### Task to carry out
What number of lines in the material contain the word "Imitation"? Give that number alone.
-- -- --
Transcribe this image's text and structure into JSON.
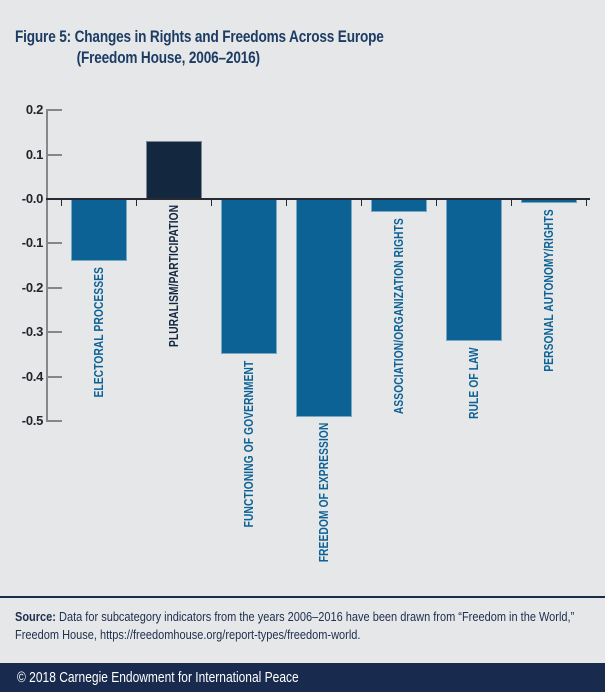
{
  "page": {
    "background": "#e6e7e9",
    "accent_navy": "#1b2b4a"
  },
  "header": {
    "title_line1": "Figure 5: Changes in Rights and Freedoms Across Europe",
    "title_line2": "(Freedom House, 2006–2016)"
  },
  "chart_data": {
    "type": "bar",
    "title": "Figure 5: Changes in Rights and Freedoms Across Europe (Freedom House, 2006–2016)",
    "categories": [
      "ELECTORAL PROCESSES",
      "PLURALISM/PARTICIPATION",
      "FUNCTIONING OF GOVERNMENT",
      "FREEDOM OF EXPRESSION",
      "ASSOCIATION/ORGANIZATION RIGHTS",
      "RULE OF LAW",
      "PERSONAL AUTONOMY/RIGHTS"
    ],
    "values": [
      -0.14,
      0.13,
      -0.35,
      -0.49,
      -0.03,
      -0.32,
      -0.01
    ],
    "xlabel": "",
    "ylabel": "",
    "ylim": [
      -0.5,
      0.2
    ],
    "ytick_values": [
      0.2,
      0.1,
      0,
      -0.1,
      -0.2,
      -0.3,
      -0.4,
      -0.5
    ],
    "ytick_labels": [
      "0.2",
      "0.1",
      "-0.0",
      "-0.1",
      "-0.2",
      "-0.3",
      "-0.4",
      "-0.5"
    ],
    "grid": false,
    "legend": null,
    "bar_color_positive": "#13273f",
    "bar_color_negative": "#0c6295",
    "label_color_positive": "#13273f",
    "label_color_negative": "#0c6295"
  },
  "source": {
    "label": "Source:",
    "text": " Data for subcategory indicators from the years 2006–2016 have been drawn from “Freedom in the World,” Freedom House, https://freedomhouse.org/report-types/freedom-world."
  },
  "footer": {
    "copyright": "© 2018 Carnegie Endowment for International Peace"
  }
}
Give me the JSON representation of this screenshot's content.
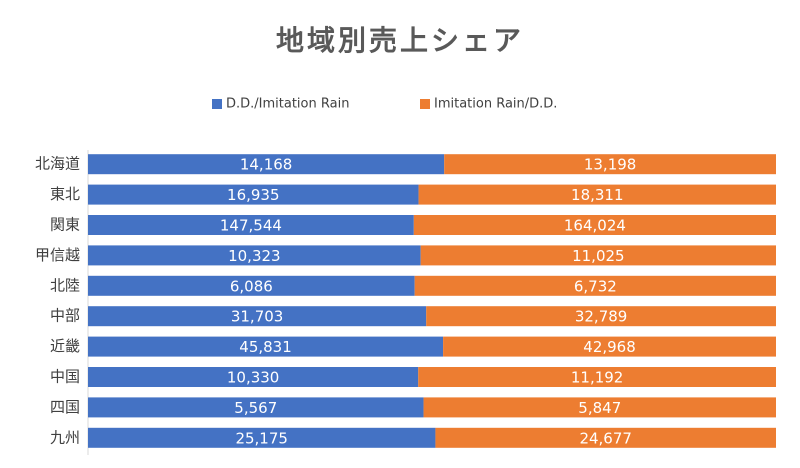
{
  "chart_data": {
    "type": "bar",
    "orientation": "horizontal",
    "stacked": "percent",
    "title": "地域別売上シェア",
    "categories": [
      "北海道",
      "東北",
      "関東",
      "甲信越",
      "北陸",
      "中部",
      "近畿",
      "中国",
      "四国",
      "九州"
    ],
    "series": [
      {
        "name": "D.D./Imitation Rain",
        "color": "#4472c4",
        "values": [
          14168,
          16935,
          147544,
          10323,
          6086,
          31703,
          45831,
          10330,
          5567,
          25175
        ],
        "value_labels": [
          "14,168",
          "16,935",
          "147,544",
          "10,323",
          "6,086",
          "31,703",
          "45,831",
          "10,330",
          "5,567",
          "25,175"
        ]
      },
      {
        "name": "Imitation Rain/D.D.",
        "color": "#ed7d31",
        "values": [
          13198,
          18311,
          164024,
          11025,
          6732,
          32789,
          42968,
          11192,
          5847,
          24677
        ],
        "value_labels": [
          "13,198",
          "18,311",
          "164,024",
          "11,025",
          "6,732",
          "32,789",
          "42,968",
          "11,192",
          "5,847",
          "24,677"
        ]
      }
    ]
  }
}
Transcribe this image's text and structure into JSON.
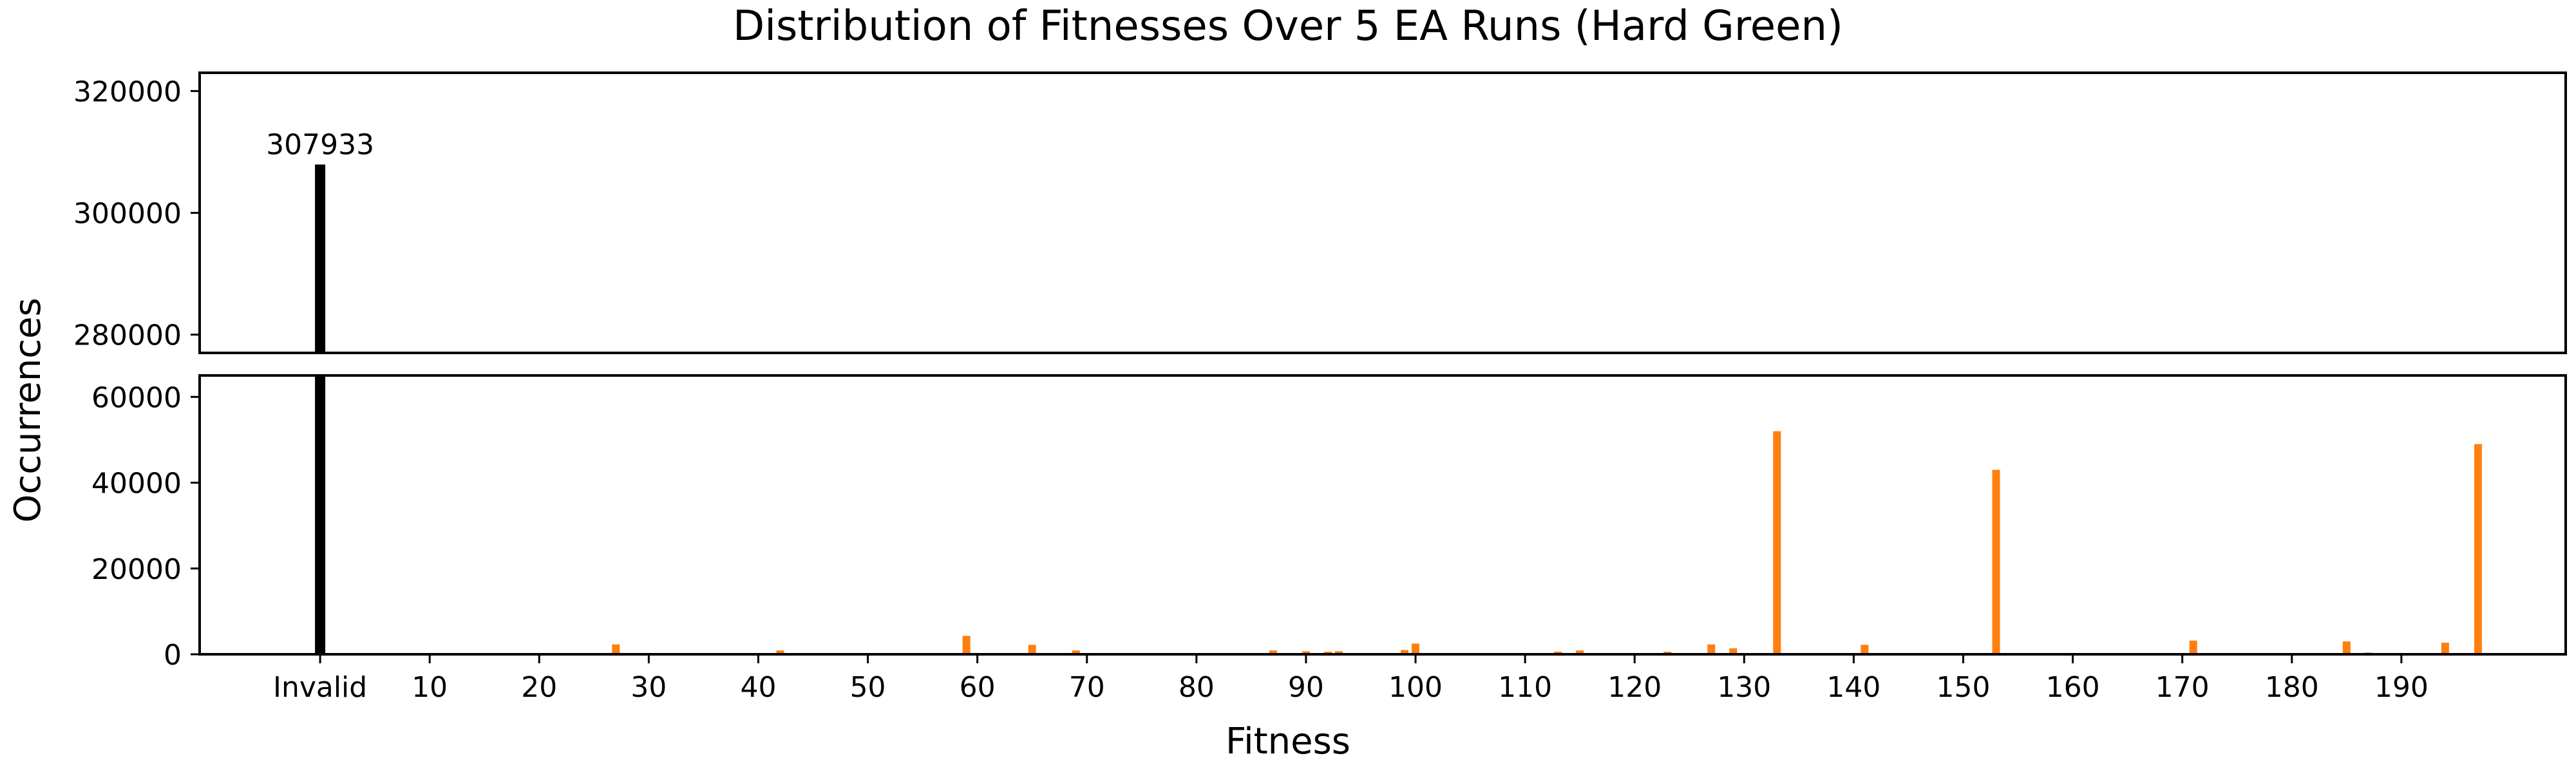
{
  "chart_data": {
    "type": "bar",
    "title": "Distribution of Fitnesses Over 5 EA Runs (Hard Green)",
    "xlabel": "Fitness",
    "ylabel": "Occurrences",
    "broken_y_axis": true,
    "upper_panel": {
      "ylim": [
        277000,
        323000
      ],
      "yticks": [
        280000,
        300000,
        320000
      ]
    },
    "lower_panel": {
      "ylim": [
        0,
        65000
      ],
      "yticks": [
        0,
        20000,
        40000,
        60000
      ]
    },
    "xlim": [
      -11,
      205
    ],
    "xticks": [
      {
        "value": 0,
        "label": "Invalid"
      },
      {
        "value": 10,
        "label": "10"
      },
      {
        "value": 20,
        "label": "20"
      },
      {
        "value": 30,
        "label": "30"
      },
      {
        "value": 40,
        "label": "40"
      },
      {
        "value": 50,
        "label": "50"
      },
      {
        "value": 60,
        "label": "60"
      },
      {
        "value": 70,
        "label": "70"
      },
      {
        "value": 80,
        "label": "80"
      },
      {
        "value": 90,
        "label": "90"
      },
      {
        "value": 100,
        "label": "100"
      },
      {
        "value": 110,
        "label": "110"
      },
      {
        "value": 120,
        "label": "120"
      },
      {
        "value": 130,
        "label": "130"
      },
      {
        "value": 140,
        "label": "140"
      },
      {
        "value": 150,
        "label": "150"
      },
      {
        "value": 160,
        "label": "160"
      },
      {
        "value": 170,
        "label": "170"
      },
      {
        "value": 180,
        "label": "180"
      },
      {
        "value": 190,
        "label": "190"
      }
    ],
    "invalid_bar": {
      "label": "Invalid",
      "value": 307933,
      "color": "#000000",
      "data_label": "307933"
    },
    "series": [
      {
        "color": "#ff7f0e",
        "points": [
          {
            "x": 15,
            "y": 200
          },
          {
            "x": 22,
            "y": 150
          },
          {
            "x": 27,
            "y": 2300
          },
          {
            "x": 42,
            "y": 900
          },
          {
            "x": 59,
            "y": 4300
          },
          {
            "x": 65,
            "y": 2200
          },
          {
            "x": 69,
            "y": 900
          },
          {
            "x": 71,
            "y": 300
          },
          {
            "x": 87,
            "y": 900
          },
          {
            "x": 90,
            "y": 700
          },
          {
            "x": 92,
            "y": 600
          },
          {
            "x": 93,
            "y": 700
          },
          {
            "x": 99,
            "y": 1000
          },
          {
            "x": 100,
            "y": 2500
          },
          {
            "x": 113,
            "y": 600
          },
          {
            "x": 115,
            "y": 900
          },
          {
            "x": 123,
            "y": 600
          },
          {
            "x": 127,
            "y": 2300
          },
          {
            "x": 129,
            "y": 1400
          },
          {
            "x": 133,
            "y": 52000
          },
          {
            "x": 141,
            "y": 2200
          },
          {
            "x": 148,
            "y": 200
          },
          {
            "x": 153,
            "y": 43000
          },
          {
            "x": 158,
            "y": 200
          },
          {
            "x": 171,
            "y": 3200
          },
          {
            "x": 185,
            "y": 3000
          },
          {
            "x": 187,
            "y": 400
          },
          {
            "x": 194,
            "y": 2700
          },
          {
            "x": 197,
            "y": 49000
          }
        ]
      }
    ]
  }
}
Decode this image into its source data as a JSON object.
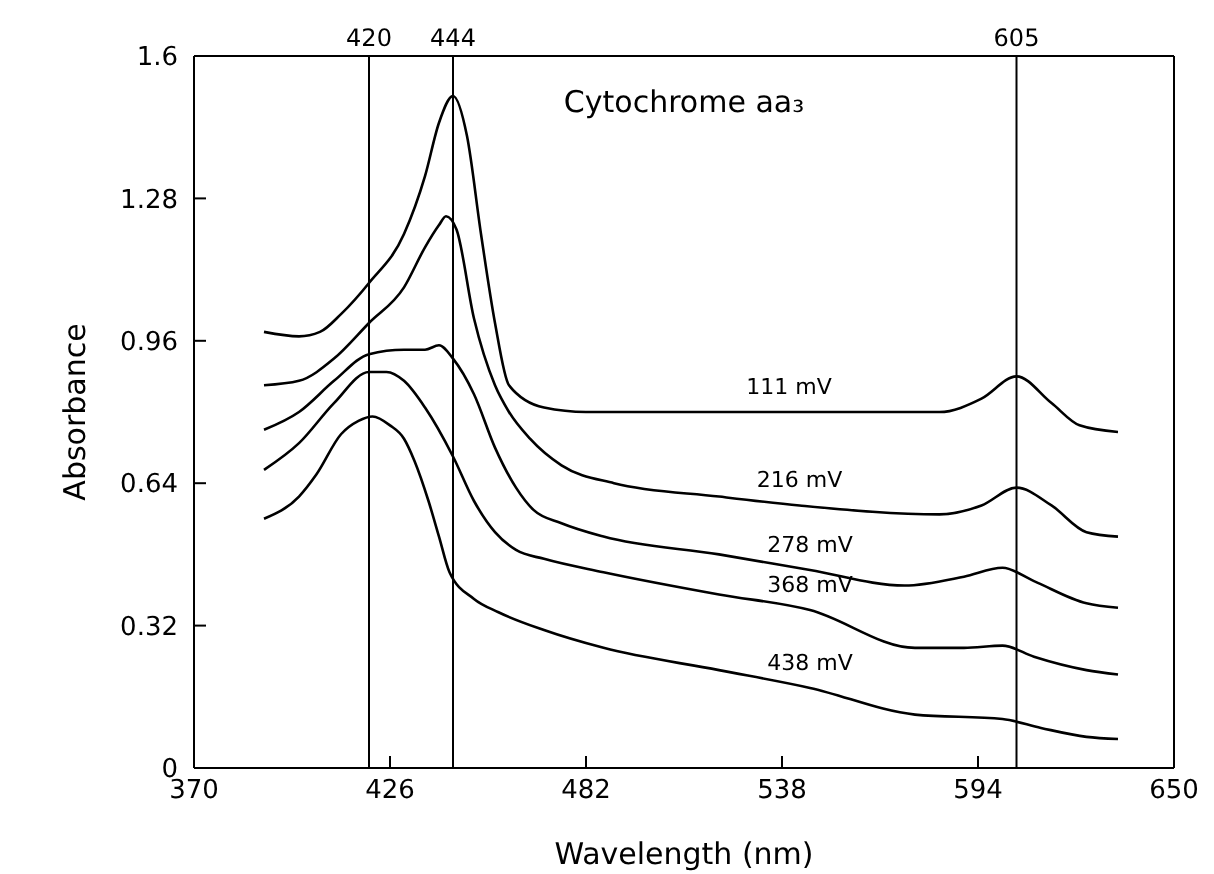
{
  "chart_data": {
    "type": "line",
    "title": "Cytochrome aa₃",
    "xlabel": "Wavelength (nm)",
    "ylabel": "Absorbance",
    "xlim": [
      370,
      650
    ],
    "xticks": [
      370,
      426,
      482,
      538,
      594,
      650
    ],
    "ylim": [
      0,
      1.6
    ],
    "yticks": [
      0,
      0.32,
      0.64,
      0.96,
      1.28,
      1.6
    ],
    "grid": false,
    "legend": false,
    "marker": "none",
    "line_style": "solid",
    "series": [
      {
        "name": "111 mV",
        "color": "#000000",
        "x": [
          390,
          400,
          406,
          412,
          420,
          430,
          436,
          440,
          444,
          448,
          452,
          456,
          460,
          470,
          482,
          500,
          540,
          583,
          595,
          605,
          615,
          623,
          634
        ],
        "values": [
          0.98,
          0.97,
          0.98,
          1.02,
          1.09,
          1.2,
          1.33,
          1.45,
          1.51,
          1.42,
          1.2,
          1.0,
          0.86,
          0.81,
          0.8,
          0.8,
          0.8,
          0.8,
          0.83,
          0.88,
          0.82,
          0.77,
          0.755
        ]
      },
      {
        "name": "216 mV",
        "color": "#000000",
        "x": [
          390,
          400,
          410,
          420,
          430,
          436,
          440,
          442,
          445,
          450,
          456,
          460,
          466,
          475,
          490,
          520,
          543,
          583,
          595,
          605,
          615,
          625,
          634
        ],
        "values": [
          0.86,
          0.87,
          0.92,
          1.0,
          1.08,
          1.17,
          1.22,
          1.24,
          1.21,
          1.01,
          0.86,
          0.8,
          0.74,
          0.68,
          0.64,
          0.61,
          0.59,
          0.57,
          0.59,
          0.63,
          0.59,
          0.53,
          0.52
        ]
      },
      {
        "name": "278 mV",
        "color": "#000000",
        "x": [
          390,
          400,
          410,
          420,
          430,
          436,
          440,
          444,
          450,
          456,
          462,
          467,
          475,
          487,
          520,
          546,
          573,
          590,
          601,
          610,
          625,
          634
        ],
        "values": [
          0.76,
          0.8,
          0.87,
          0.93,
          0.94,
          0.94,
          0.95,
          0.92,
          0.84,
          0.72,
          0.63,
          0.58,
          0.55,
          0.52,
          0.48,
          0.445,
          0.41,
          0.43,
          0.45,
          0.42,
          0.37,
          0.36
        ]
      },
      {
        "name": "368 mV",
        "color": "#000000",
        "x": [
          390,
          400,
          410,
          420,
          425,
          430,
          436,
          444,
          450,
          456,
          462,
          470,
          487,
          520,
          546,
          576,
          590,
          601,
          610,
          625,
          634
        ],
        "values": [
          0.67,
          0.73,
          0.82,
          0.89,
          0.89,
          0.87,
          0.81,
          0.7,
          0.6,
          0.53,
          0.49,
          0.47,
          0.44,
          0.39,
          0.355,
          0.27,
          0.27,
          0.275,
          0.25,
          0.22,
          0.21
        ]
      },
      {
        "name": "438 mV",
        "color": "#000000",
        "x": [
          390,
          400,
          405,
          412,
          417,
          421,
          426,
          430,
          433,
          437,
          440,
          443,
          450,
          457,
          470,
          487,
          520,
          546,
          576,
          601,
          612,
          625,
          634
        ],
        "values": [
          0.56,
          0.61,
          0.66,
          0.75,
          0.78,
          0.79,
          0.77,
          0.74,
          0.69,
          0.6,
          0.52,
          0.44,
          0.38,
          0.35,
          0.31,
          0.27,
          0.22,
          0.18,
          0.12,
          0.11,
          0.09,
          0.07,
          0.065
        ]
      }
    ],
    "ref_lines": [
      {
        "axis": "x",
        "value": 420,
        "label": "420",
        "color": "#000000"
      },
      {
        "axis": "x",
        "value": 444,
        "label": "444",
        "color": "#000000"
      },
      {
        "axis": "x",
        "value": 605,
        "label": "605",
        "color": "#000000"
      }
    ]
  }
}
-- -- --
### Task response
2